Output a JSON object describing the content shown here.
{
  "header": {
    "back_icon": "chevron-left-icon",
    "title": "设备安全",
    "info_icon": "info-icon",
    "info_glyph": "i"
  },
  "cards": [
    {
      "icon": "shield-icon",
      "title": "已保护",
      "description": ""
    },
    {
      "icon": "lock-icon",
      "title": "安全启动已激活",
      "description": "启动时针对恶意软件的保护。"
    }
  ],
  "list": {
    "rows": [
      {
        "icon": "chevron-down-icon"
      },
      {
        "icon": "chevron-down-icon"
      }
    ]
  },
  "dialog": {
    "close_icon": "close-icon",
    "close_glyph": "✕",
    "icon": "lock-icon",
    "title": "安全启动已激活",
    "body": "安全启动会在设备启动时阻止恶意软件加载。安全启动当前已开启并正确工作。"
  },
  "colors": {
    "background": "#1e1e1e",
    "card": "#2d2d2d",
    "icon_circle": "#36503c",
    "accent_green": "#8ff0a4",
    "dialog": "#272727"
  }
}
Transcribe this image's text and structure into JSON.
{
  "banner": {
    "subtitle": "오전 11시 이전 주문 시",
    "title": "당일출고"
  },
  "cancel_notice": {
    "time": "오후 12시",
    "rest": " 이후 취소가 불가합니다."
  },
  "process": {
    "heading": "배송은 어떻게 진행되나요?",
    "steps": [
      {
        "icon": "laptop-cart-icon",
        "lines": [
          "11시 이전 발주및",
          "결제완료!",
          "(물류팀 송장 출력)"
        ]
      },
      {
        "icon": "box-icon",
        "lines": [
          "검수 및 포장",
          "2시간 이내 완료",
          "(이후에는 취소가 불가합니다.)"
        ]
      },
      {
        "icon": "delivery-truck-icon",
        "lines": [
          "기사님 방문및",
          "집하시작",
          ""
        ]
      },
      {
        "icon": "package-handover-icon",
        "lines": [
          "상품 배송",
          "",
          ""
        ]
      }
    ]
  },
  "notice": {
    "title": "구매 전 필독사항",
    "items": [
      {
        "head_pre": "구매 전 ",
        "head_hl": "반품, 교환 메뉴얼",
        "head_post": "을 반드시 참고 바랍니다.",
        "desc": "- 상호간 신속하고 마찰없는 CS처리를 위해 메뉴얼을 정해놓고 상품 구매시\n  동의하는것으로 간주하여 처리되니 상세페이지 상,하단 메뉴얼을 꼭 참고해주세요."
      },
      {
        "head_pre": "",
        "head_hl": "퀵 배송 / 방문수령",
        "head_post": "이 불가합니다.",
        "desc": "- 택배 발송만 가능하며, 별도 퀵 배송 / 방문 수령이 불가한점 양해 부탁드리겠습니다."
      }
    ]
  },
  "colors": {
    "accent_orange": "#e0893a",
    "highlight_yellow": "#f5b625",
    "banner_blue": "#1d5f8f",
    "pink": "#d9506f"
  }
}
——
Direction
Restate the whole listing exactly, leaving out nothing.

Task result
Output a JSON object describing the content shown here.
{
  "header": {
    "back_icon": "chevron-left-icon",
    "title": "设备安全",
    "info_icon": "info-icon",
    "info_glyph": "i"
  },
  "cards": [
    {
      "icon": "shield-icon",
      "title": "已保护",
      "description": ""
    },
    {
      "icon": "lock-icon",
      "title": "安全启动已激活",
      "description": "启动时针对恶意软件的保护。"
    }
  ],
  "list": {
    "rows": [
      {
        "icon": "chevron-down-icon"
      },
      {
        "icon": "chevron-down-icon"
      }
    ]
  },
  "dialog": {
    "close_icon": "close-icon",
    "close_glyph": "✕",
    "icon": "lock-icon",
    "title": "安全启动已激活",
    "body": "安全启动会在设备启动时阻止恶意软件加载。安全启动当前已开启并正确工作。"
  },
  "colors": {
    "background": "#1e1e1e",
    "card": "#2d2d2d",
    "icon_circle": "#36503c",
    "accent_green": "#8ff0a4",
    "dialog": "#272727"
  }
}
Transcribe this image's text and structure into JSON.
{
  "banner": {
    "subtitle": "오전 11시 이전 주문 시",
    "title": "당일출고"
  },
  "cancel_notice": {
    "time": "오후 12시",
    "rest": " 이후 취소가 불가합니다."
  },
  "process": {
    "heading": "배송은 어떻게 진행되나요?",
    "steps": [
      {
        "icon": "laptop-cart-icon",
        "lines": [
          "11시 이전 발주및",
          "결제완료!",
          "(물류팀 송장 출력)"
        ]
      },
      {
        "icon": "box-icon",
        "lines": [
          "검수 및 포장",
          "2시간 이내 완료",
          "(이후에는 취소가 불가합니다.)"
        ]
      },
      {
        "icon": "delivery-truck-icon",
        "lines": [
          "기사님 방문및",
          "집하시작",
          ""
        ]
      },
      {
        "icon": "package-handover-icon",
        "lines": [
          "상품 배송",
          "",
          ""
        ]
      }
    ]
  },
  "notice": {
    "title": "구매 전 필독사항",
    "items": [
      {
        "head_pre": "구매 전 ",
        "head_hl": "반품, 교환 메뉴얼",
        "head_post": "을 반드시 참고 바랍니다.",
        "desc": "- 상호간 신속하고 마찰없는 CS처리를 위해 메뉴얼을 정해놓고 상품 구매시\n  동의하는것으로 간주하여 처리되니 상세페이지 상,하단 메뉴얼을 꼭 참고해주세요."
      },
      {
        "head_pre": "",
        "head_hl": "퀵 배송 / 방문수령",
        "head_post": "이 불가합니다.",
        "desc": "- 택배 발송만 가능하며, 별도 퀵 배송 / 방문 수령이 불가한점 양해 부탁드리겠습니다."
      }
    ]
  },
  "colors": {
    "accent_orange": "#e0893a",
    "highlight_yellow": "#f5b625",
    "banner_blue": "#1d5f8f",
    "pink": "#d9506f"
  }
}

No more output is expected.